**Objective**
Pick out each line containing the string "stop" and copy it.

**Dataset excerpts**
☆ ☆ ☆ ☆ ☆
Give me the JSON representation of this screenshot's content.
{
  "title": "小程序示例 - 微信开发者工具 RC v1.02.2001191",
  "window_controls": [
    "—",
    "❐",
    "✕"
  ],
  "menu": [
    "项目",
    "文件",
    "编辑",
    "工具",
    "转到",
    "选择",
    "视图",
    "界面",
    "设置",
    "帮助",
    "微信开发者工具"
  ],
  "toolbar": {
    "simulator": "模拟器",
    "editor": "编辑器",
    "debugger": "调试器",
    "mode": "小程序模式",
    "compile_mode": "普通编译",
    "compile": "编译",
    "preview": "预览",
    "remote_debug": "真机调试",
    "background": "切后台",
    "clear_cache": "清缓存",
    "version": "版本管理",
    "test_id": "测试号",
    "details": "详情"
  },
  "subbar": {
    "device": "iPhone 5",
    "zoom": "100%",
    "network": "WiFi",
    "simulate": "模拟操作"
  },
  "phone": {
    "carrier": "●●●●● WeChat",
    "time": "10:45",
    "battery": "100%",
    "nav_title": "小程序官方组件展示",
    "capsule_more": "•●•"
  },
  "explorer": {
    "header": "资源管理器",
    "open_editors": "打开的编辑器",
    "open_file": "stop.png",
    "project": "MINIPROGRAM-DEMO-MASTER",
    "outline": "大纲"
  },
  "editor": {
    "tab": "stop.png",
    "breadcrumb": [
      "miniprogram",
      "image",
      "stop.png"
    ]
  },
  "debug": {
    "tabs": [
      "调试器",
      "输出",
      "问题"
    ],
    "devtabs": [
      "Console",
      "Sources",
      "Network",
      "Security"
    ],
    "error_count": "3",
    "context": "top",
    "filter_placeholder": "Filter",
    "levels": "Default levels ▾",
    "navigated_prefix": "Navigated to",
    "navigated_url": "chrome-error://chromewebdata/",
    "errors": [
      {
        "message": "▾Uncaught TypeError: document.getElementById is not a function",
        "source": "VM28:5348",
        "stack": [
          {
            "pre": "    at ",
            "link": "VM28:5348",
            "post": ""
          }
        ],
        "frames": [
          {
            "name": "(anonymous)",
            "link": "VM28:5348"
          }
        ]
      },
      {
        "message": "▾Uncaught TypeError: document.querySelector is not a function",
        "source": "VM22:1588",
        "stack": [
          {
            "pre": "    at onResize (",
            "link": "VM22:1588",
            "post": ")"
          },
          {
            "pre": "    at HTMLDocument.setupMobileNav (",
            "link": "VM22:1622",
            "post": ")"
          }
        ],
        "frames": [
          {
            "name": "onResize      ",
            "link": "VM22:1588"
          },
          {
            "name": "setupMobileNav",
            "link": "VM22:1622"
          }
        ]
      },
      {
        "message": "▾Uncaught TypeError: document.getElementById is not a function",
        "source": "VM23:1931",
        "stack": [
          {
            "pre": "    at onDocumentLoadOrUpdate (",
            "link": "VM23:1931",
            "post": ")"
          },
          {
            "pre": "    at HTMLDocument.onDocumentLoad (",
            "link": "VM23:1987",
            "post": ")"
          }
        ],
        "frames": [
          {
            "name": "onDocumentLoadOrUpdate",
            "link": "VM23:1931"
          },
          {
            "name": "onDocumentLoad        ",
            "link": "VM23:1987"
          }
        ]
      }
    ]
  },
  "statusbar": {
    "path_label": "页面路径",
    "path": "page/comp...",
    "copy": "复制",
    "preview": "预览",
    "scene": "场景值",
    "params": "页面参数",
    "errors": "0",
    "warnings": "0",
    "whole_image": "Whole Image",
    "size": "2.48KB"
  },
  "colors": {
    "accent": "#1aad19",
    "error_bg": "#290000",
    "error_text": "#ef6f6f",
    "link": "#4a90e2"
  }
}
☆ ☆ ☆ ☆ ☆
**Answer below**
    "open_file": "stop.png",
    "tab": "stop.png",
      "stop.png"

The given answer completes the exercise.